====== DATA ROWS ======
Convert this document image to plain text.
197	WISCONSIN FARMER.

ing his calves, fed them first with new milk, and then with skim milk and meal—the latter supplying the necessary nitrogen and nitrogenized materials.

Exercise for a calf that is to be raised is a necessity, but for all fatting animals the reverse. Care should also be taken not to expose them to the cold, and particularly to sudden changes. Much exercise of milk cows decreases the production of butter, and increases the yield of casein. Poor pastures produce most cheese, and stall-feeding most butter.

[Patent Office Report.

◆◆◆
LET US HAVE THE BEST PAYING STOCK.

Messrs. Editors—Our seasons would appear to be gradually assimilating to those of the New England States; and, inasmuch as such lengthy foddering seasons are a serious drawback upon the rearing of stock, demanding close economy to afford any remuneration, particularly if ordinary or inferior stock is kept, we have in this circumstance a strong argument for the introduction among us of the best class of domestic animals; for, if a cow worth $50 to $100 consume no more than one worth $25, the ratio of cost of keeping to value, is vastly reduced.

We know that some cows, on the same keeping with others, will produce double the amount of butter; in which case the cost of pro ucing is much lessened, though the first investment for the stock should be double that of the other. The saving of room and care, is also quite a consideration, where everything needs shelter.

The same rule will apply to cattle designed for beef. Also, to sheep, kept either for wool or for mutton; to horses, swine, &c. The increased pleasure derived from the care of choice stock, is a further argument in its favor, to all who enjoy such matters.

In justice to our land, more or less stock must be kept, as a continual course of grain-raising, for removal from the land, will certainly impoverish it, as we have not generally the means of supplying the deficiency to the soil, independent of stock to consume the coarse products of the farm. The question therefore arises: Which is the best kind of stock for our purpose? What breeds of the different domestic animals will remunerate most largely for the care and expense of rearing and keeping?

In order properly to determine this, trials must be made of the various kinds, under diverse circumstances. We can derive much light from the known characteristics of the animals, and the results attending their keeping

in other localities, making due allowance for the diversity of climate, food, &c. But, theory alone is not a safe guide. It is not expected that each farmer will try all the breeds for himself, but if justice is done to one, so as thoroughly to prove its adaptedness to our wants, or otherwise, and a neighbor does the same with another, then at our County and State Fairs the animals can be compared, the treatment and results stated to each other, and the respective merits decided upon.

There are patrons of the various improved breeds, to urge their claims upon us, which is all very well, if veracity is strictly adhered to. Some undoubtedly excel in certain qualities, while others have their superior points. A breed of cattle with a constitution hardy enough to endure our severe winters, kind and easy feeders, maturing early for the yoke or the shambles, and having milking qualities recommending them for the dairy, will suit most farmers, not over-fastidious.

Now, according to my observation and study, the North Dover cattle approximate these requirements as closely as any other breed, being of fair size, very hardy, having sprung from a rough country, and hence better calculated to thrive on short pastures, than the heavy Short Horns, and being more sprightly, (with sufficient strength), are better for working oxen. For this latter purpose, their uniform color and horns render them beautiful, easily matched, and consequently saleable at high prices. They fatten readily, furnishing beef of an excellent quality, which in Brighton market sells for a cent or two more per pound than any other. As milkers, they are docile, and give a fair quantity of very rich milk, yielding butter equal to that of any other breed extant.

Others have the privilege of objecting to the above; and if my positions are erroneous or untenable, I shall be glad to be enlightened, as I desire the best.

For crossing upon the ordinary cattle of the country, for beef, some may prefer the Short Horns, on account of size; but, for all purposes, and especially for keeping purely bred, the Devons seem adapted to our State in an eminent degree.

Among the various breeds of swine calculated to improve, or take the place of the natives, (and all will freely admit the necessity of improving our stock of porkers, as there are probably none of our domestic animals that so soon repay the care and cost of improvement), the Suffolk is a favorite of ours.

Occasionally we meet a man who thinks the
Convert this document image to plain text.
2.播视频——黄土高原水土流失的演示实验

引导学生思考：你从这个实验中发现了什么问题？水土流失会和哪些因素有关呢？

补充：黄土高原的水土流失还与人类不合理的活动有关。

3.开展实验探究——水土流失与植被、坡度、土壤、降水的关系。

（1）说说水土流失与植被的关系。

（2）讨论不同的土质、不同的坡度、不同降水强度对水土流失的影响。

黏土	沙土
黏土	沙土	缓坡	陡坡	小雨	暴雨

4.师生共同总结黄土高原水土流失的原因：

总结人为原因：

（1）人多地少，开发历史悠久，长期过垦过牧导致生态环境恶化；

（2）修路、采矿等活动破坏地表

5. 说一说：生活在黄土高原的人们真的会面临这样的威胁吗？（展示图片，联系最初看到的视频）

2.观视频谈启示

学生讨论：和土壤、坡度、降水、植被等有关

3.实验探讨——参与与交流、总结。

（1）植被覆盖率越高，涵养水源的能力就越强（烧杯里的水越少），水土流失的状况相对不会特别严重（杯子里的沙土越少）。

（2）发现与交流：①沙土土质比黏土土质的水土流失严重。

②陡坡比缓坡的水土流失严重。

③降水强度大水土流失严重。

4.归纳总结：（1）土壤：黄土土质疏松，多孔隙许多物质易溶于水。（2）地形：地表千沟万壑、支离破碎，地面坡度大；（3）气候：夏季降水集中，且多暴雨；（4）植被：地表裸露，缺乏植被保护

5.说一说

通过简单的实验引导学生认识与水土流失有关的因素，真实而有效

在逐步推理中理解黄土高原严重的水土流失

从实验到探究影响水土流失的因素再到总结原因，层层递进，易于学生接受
======
> [THE TASK]: Give back all the data exactly as written.

> [FINAL ANSWER]:
Convert this document image to plain text.
197	WISCONSIN FARMER.

ing his calves, fed them first with new milk, and then with skim milk and meal—the latter supplying the necessary nitrogen and nitrogenized materials.

Exercise for a calf that is to be raised is a necessity, but for all fatting animals the reverse. Care should also be taken not to expose them to the cold, and particularly to sudden changes. Much exercise of milk cows decreases the production of butter, and increases the yield of casein. Poor pastures produce most cheese, and stall-feeding most butter.

[Patent Office Report.

◆◆◆
LET US HAVE THE BEST PAYING STOCK.

Messrs. Editors—Our seasons would appear to be gradually assimilating to those of the New England States; and, inasmuch as such lengthy foddering seasons are a serious drawback upon the rearing of stock, demanding close economy to afford any remuneration, particularly if ordinary or inferior stock is kept, we have in this circumstance a strong argument for the introduction among us of the best class of domestic animals; for, if a cow worth $50 to $100 consume no more than one worth $25, the ratio of cost of keeping to value, is vastly reduced.

We know that some cows, on the same keeping with others, will produce double the amount of butter; in which case the cost of pro ucing is much lessened, though the first investment for the stock should be double that of the other. The saving of room and care, is also quite a consideration, where everything needs shelter.

The same rule will apply to cattle designed for beef. Also, to sheep, kept either for wool or for mutton; to horses, swine, &c. The increased pleasure derived from the care of choice stock, is a further argument in its favor, to all who enjoy such matters.

In justice to our land, more or less stock must be kept, as a continual course of grain-raising, for removal from the land, will certainly impoverish it, as we have not generally the means of supplying the deficiency to the soil, independent of stock to consume the coarse products of the farm. The question therefore arises: Which is the best kind of stock for our purpose? What breeds of the different domestic animals will remunerate most largely for the care and expense of rearing and keeping?

In order properly to determine this, trials must be made of the various kinds, under diverse circumstances. We can derive much light from the known characteristics of the animals, and the results attending their keeping

in other localities, making due allowance for the diversity of climate, food, &c. But, theory alone is not a safe guide. It is not expected that each farmer will try all the breeds for himself, but if justice is done to one, so as thoroughly to prove its adaptedness to our wants, or otherwise, and a neighbor does the same with another, then at our County and State Fairs the animals can be compared, the treatment and results stated to each other, and the respective merits decided upon.

There are patrons of the various improved breeds, to urge their claims upon us, which is all very well, if veracity is strictly adhered to. Some undoubtedly excel in certain qualities, while others have their superior points. A breed of cattle with a constitution hardy enough to endure our severe winters, kind and easy feeders, maturing early for the yoke or the shambles, and having milking qualities recommending them for the dairy, will suit most farmers, not over-fastidious.

Now, according to my observation and study, the North Dover cattle approximate these requirements as closely as any other breed, being of fair size, very hardy, having sprung from a rough country, and hence better calculated to thrive on short pastures, than the heavy Short Horns, and being more sprightly, (with sufficient strength), are better for working oxen. For this latter purpose, their uniform color and horns render them beautiful, easily matched, and consequently saleable at high prices. They fatten readily, furnishing beef of an excellent quality, which in Brighton market sells for a cent or two more per pound than any other. As milkers, they are docile, and give a fair quantity of very rich milk, yielding butter equal to that of any other breed extant.

Others have the privilege of objecting to the above; and if my positions are erroneous or untenable, I shall be glad to be enlightened, as I desire the best.

For crossing upon the ordinary cattle of the country, for beef, some may prefer the Short Horns, on account of size; but, for all purposes, and especially for keeping purely bred, the Devons seem adapted to our State in an eminent degree.

Among the various breeds of swine calculated to improve, or take the place of the natives, (and all will freely admit the necessity of improving our stock of porkers, as there are probably none of our domestic animals that so soon repay the care and cost of improvement), the Suffolk is a favorite of ours.

Occasionally we meet a man who thinks the
Convert this document image to plain text.
2.播视频——黄土高原水土流失的演示实验

引导学生思考：你从这个实验中发现了什么问题？水土流失会和哪些因素有关呢？

补充：黄土高原的水土流失还与人类不合理的活动有关。

3.开展实验探究——水土流失与植被、坡度、土壤、降水的关系。

（1）说说水土流失与植被的关系。

（2）讨论不同的土质、不同的坡度、不同降水强度对水土流失的影响。

黏土	沙土
黏土	沙土	缓坡	陡坡	小雨	暴雨

4.师生共同总结黄土高原水土流失的原因：

总结人为原因：

（1）人多地少，开发历史悠久，长期过垦过牧导致生态环境恶化；

（2）修路、采矿等活动破坏地表

5. 说一说：生活在黄土高原的人们真的会面临这样的威胁吗？（展示图片，联系最初看到的视频）

2.观视频谈启示

学生讨论：和土壤、坡度、降水、植被等有关

3.实验探讨——参与与交流、总结。

（1）植被覆盖率越高，涵养水源的能力就越强（烧杯里的水越少），水土流失的状况相对不会特别严重（杯子里的沙土越少）。

（2）发现与交流：①沙土土质比黏土土质的水土流失严重。

②陡坡比缓坡的水土流失严重。

③降水强度大水土流失严重。

4.归纳总结：（1）土壤：黄土土质疏松，多孔隙许多物质易溶于水。（2）地形：地表千沟万壑、支离破碎，地面坡度大；（3）气候：夏季降水集中，且多暴雨；（4）植被：地表裸露，缺乏植被保护

5.说一说

通过简单的实验引导学生认识与水土流失有关的因素，真实而有效

在逐步推理中理解黄土高原严重的水土流失

从实验到探究影响水土流失的因素再到总结原因，层层递进，易于学生接受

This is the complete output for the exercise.